-- start of PROVIDED RECORDS --

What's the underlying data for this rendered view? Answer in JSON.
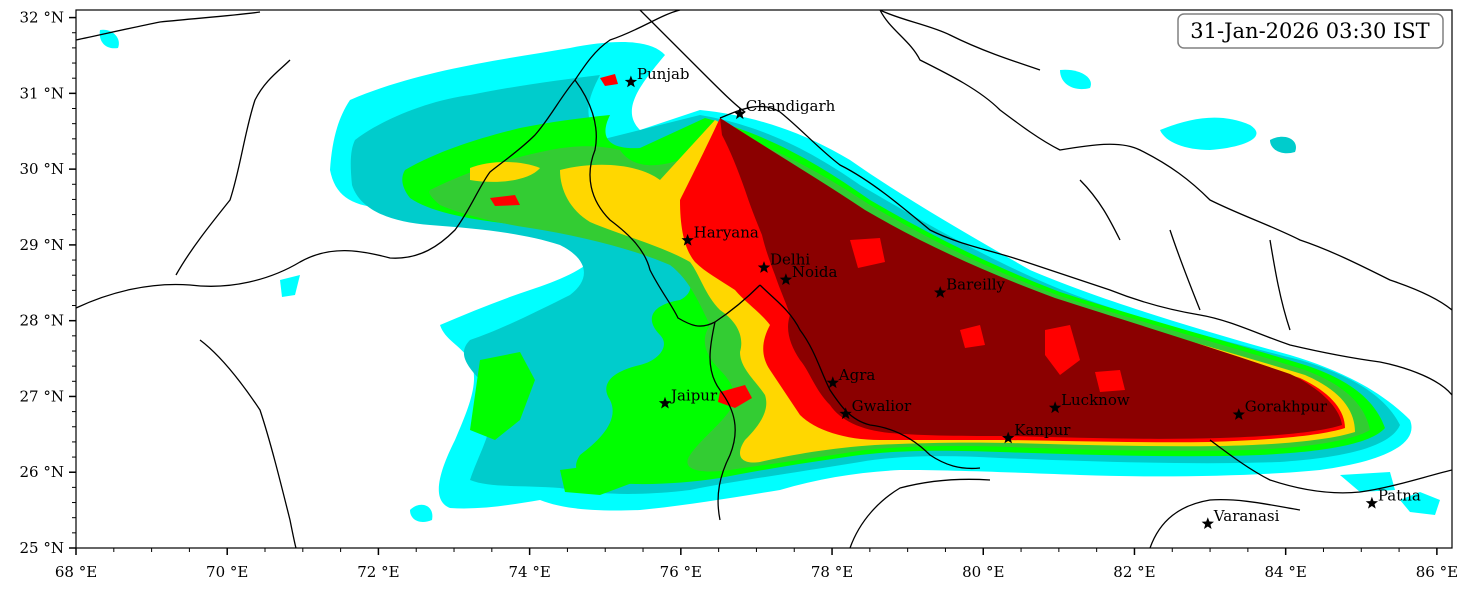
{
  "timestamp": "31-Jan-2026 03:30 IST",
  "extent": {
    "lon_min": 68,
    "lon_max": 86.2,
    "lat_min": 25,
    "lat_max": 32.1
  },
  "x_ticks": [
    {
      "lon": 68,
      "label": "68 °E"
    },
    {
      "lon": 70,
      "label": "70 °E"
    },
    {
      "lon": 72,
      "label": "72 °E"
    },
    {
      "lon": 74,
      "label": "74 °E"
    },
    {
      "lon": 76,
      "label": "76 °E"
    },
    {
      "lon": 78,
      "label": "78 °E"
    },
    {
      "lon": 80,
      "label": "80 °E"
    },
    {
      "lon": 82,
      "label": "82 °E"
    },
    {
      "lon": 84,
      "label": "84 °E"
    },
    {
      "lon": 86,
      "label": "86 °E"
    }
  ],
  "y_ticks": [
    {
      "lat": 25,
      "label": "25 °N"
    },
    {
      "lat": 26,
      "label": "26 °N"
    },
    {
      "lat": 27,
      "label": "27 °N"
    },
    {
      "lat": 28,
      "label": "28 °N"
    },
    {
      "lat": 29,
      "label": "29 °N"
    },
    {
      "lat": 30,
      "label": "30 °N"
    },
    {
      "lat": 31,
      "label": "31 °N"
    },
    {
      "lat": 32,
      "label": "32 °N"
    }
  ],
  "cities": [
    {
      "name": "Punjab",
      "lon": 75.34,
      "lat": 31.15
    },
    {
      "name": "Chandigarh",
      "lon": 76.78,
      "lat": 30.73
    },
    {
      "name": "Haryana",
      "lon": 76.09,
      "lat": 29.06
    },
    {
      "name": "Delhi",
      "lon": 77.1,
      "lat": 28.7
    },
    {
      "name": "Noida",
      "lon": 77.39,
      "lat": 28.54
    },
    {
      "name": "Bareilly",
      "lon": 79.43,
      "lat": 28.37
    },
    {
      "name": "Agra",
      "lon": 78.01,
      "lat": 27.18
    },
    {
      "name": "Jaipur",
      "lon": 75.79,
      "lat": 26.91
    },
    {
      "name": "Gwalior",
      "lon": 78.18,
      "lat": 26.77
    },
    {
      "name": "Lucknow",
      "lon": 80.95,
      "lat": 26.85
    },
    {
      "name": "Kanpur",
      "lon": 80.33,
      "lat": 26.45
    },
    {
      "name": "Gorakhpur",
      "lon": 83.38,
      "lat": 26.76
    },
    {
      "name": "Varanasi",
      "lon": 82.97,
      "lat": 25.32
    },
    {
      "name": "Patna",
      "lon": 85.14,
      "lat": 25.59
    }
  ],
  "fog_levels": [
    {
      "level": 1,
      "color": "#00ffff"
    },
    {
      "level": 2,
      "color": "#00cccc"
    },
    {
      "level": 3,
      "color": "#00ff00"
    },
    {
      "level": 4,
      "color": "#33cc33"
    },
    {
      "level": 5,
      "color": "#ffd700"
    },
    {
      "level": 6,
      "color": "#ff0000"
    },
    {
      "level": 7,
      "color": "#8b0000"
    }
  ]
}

-- end of PROVIDED RECORDS --
-- start of PROVIDED RECORDS --

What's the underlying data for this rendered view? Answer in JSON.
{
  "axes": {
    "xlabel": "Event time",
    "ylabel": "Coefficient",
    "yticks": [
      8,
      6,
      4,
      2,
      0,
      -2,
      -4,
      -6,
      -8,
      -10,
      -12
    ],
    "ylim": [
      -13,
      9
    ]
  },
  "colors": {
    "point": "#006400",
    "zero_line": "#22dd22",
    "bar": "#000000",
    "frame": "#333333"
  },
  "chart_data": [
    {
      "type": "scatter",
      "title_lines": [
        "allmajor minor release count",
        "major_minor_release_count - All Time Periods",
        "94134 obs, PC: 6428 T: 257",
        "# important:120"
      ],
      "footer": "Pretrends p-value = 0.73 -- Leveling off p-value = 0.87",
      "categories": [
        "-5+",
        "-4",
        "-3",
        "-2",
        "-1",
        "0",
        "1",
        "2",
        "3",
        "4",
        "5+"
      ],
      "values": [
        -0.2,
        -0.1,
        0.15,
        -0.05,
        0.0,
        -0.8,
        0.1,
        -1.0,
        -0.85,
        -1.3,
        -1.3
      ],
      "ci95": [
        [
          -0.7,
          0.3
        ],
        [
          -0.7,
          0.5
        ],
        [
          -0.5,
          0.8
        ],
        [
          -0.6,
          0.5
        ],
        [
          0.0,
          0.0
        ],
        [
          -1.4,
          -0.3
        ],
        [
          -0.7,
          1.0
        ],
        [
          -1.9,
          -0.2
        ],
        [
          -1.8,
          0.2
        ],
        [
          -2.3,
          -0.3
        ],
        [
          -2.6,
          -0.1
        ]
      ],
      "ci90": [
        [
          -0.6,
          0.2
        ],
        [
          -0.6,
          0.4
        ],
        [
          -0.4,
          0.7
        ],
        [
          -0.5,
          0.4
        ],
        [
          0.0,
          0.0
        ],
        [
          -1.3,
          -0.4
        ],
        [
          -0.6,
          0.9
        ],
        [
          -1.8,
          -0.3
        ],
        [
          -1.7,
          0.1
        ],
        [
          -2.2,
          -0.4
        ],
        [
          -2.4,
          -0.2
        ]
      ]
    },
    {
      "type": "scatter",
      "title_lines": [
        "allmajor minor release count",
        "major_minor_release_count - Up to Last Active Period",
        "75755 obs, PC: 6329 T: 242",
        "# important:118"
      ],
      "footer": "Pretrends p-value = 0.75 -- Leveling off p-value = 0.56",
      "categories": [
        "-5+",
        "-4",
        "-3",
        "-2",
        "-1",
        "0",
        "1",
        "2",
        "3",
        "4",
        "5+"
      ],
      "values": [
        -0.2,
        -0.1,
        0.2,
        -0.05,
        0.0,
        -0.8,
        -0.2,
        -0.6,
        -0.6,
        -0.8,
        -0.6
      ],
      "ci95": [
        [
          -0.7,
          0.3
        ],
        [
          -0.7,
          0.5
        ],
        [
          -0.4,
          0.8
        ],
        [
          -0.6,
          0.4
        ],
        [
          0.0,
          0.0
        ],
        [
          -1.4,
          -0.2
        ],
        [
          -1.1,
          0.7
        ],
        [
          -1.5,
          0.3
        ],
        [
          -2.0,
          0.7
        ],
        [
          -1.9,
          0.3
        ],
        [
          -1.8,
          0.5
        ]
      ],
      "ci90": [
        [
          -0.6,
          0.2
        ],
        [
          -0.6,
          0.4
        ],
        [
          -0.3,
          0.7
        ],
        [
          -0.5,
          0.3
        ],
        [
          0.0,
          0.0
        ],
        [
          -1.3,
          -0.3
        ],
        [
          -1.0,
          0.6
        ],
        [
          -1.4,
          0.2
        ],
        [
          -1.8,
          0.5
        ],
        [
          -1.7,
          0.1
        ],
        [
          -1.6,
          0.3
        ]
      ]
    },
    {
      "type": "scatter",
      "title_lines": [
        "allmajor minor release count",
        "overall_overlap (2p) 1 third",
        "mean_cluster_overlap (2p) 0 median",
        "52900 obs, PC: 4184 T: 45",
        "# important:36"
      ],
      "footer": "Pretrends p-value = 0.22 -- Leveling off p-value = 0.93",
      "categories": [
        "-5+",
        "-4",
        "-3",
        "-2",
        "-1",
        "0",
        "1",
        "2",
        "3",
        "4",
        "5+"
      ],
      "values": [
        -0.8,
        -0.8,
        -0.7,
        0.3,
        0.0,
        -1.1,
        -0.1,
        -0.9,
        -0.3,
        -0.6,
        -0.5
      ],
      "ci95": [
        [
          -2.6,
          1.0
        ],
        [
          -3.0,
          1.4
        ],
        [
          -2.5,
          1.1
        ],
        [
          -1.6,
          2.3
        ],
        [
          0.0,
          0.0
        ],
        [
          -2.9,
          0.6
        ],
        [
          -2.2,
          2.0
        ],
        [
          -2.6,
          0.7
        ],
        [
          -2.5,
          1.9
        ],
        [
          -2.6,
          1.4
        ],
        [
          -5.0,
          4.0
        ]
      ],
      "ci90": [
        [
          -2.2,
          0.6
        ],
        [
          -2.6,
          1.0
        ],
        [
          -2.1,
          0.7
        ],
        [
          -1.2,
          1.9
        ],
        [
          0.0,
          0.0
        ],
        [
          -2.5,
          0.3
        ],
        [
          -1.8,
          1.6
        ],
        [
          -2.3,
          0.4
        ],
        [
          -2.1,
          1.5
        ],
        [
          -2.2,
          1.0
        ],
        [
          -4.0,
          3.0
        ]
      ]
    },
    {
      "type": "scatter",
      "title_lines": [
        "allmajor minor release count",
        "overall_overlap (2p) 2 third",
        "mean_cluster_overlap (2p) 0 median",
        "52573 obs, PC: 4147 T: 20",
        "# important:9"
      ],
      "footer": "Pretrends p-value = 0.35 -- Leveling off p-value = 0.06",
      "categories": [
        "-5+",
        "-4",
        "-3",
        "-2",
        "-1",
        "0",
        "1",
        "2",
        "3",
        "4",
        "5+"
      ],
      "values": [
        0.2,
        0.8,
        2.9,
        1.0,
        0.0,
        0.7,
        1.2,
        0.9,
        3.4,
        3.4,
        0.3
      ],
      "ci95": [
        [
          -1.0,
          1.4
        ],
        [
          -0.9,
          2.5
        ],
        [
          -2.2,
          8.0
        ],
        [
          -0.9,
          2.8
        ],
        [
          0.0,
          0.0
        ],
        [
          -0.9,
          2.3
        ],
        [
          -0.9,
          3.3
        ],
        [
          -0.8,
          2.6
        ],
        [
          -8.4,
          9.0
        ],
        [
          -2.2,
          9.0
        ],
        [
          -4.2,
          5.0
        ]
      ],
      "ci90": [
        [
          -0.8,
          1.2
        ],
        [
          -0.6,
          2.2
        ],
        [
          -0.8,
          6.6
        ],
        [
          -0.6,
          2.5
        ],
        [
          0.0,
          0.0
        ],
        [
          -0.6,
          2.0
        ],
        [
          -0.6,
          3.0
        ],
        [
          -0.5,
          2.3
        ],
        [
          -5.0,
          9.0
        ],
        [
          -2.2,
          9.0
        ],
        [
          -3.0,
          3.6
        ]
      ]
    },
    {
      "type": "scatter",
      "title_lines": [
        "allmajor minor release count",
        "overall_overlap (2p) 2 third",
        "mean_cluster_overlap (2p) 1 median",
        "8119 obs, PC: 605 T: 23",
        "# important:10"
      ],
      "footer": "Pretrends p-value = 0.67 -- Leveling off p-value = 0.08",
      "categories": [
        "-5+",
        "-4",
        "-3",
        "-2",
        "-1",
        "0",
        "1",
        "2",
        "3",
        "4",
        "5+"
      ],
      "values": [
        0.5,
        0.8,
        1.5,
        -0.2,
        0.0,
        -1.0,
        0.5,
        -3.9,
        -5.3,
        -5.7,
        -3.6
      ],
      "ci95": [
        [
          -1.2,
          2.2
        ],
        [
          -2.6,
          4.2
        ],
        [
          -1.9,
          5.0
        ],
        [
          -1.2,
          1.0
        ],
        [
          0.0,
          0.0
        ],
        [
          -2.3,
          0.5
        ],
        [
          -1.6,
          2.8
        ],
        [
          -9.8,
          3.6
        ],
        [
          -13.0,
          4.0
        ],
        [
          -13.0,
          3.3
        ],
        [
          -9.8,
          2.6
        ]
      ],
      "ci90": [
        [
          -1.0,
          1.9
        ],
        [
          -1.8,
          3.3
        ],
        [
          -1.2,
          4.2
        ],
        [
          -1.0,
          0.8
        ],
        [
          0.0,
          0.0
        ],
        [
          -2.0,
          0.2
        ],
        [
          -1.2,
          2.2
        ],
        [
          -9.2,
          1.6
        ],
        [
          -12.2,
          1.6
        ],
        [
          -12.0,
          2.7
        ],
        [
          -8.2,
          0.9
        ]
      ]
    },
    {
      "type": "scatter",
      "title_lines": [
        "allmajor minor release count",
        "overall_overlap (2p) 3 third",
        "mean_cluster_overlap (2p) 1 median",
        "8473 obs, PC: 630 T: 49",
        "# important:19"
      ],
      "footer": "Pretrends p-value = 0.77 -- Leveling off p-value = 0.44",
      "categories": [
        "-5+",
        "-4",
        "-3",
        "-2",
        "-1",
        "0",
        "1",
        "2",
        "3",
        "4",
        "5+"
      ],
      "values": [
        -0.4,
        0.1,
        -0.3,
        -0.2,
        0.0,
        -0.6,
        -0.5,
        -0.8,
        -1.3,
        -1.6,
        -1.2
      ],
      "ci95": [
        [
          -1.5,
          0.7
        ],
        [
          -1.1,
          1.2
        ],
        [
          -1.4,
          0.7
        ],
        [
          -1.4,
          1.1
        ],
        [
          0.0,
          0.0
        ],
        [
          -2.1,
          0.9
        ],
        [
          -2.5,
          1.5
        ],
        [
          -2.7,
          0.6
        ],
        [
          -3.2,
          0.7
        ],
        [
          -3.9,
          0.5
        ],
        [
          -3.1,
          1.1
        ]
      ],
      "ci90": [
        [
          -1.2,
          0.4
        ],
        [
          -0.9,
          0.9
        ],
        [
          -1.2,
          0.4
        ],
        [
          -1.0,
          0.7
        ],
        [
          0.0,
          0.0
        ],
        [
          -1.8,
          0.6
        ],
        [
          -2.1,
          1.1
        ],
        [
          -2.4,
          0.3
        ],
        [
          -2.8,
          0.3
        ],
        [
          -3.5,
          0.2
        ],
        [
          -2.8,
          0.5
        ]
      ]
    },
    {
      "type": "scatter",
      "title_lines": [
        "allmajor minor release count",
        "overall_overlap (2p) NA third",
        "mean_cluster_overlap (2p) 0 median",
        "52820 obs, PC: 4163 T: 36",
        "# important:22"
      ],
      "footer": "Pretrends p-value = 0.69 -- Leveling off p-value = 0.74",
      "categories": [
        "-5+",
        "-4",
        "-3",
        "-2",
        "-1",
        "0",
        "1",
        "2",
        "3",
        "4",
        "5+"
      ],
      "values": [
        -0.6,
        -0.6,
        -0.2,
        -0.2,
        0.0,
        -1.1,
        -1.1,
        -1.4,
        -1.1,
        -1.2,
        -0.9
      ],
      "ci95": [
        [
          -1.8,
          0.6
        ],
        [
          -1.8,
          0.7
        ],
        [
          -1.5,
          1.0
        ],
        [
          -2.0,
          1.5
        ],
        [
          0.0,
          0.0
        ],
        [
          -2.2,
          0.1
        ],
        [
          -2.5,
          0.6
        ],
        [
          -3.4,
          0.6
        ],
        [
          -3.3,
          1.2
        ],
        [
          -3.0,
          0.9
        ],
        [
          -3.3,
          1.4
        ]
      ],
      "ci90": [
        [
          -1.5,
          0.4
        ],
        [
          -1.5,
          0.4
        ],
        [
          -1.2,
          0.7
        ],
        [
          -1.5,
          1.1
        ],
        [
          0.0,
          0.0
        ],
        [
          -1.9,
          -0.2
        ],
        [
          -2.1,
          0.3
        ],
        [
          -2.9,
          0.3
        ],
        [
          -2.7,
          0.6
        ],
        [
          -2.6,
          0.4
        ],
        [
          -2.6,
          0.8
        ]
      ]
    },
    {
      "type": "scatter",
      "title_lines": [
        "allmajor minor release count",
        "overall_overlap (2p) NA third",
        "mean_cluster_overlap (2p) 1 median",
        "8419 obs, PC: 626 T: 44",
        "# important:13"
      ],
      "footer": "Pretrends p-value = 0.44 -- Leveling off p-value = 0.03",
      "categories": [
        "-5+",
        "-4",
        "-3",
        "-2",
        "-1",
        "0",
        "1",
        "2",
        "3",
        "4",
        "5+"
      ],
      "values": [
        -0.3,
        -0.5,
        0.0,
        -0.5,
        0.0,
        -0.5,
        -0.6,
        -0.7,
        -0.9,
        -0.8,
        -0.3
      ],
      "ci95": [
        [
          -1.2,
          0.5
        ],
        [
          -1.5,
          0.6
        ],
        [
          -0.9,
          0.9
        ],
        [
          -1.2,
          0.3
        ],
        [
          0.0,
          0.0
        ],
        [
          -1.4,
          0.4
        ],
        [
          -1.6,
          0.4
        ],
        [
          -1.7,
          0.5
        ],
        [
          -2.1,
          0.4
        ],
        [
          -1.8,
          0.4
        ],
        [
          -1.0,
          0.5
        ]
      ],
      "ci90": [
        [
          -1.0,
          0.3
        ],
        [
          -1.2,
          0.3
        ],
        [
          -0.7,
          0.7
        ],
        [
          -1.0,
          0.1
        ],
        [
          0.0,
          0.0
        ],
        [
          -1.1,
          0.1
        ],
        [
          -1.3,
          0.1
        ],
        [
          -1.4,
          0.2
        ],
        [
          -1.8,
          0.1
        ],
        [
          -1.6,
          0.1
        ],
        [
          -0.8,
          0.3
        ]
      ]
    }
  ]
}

-- end of PROVIDED RECORDS --

# GIVEN TASK
Display every line of the listing that contains the string "Leveling".

# COMPLETED TASK
      "footer": "Pretrends p-value = 0.73 -- Leveling off p-value = 0.87",
      "footer": "Pretrends p-value = 0.75 -- Leveling off p-value = 0.56",
      "footer": "Pretrends p-value = 0.22 -- Leveling off p-value = 0.93",
      "footer": "Pretrends p-value = 0.35 -- Leveling off p-value = 0.06",
      "footer": "Pretrends p-value = 0.67 -- Leveling off p-value = 0.08",
      "footer": "Pretrends p-value = 0.77 -- Leveling off p-value = 0.44",
      "footer": "Pretrends p-value = 0.69 -- Leveling off p-value = 0.74",
      "footer": "Pretrends p-value = 0.44 -- Leveling off p-value = 0.03",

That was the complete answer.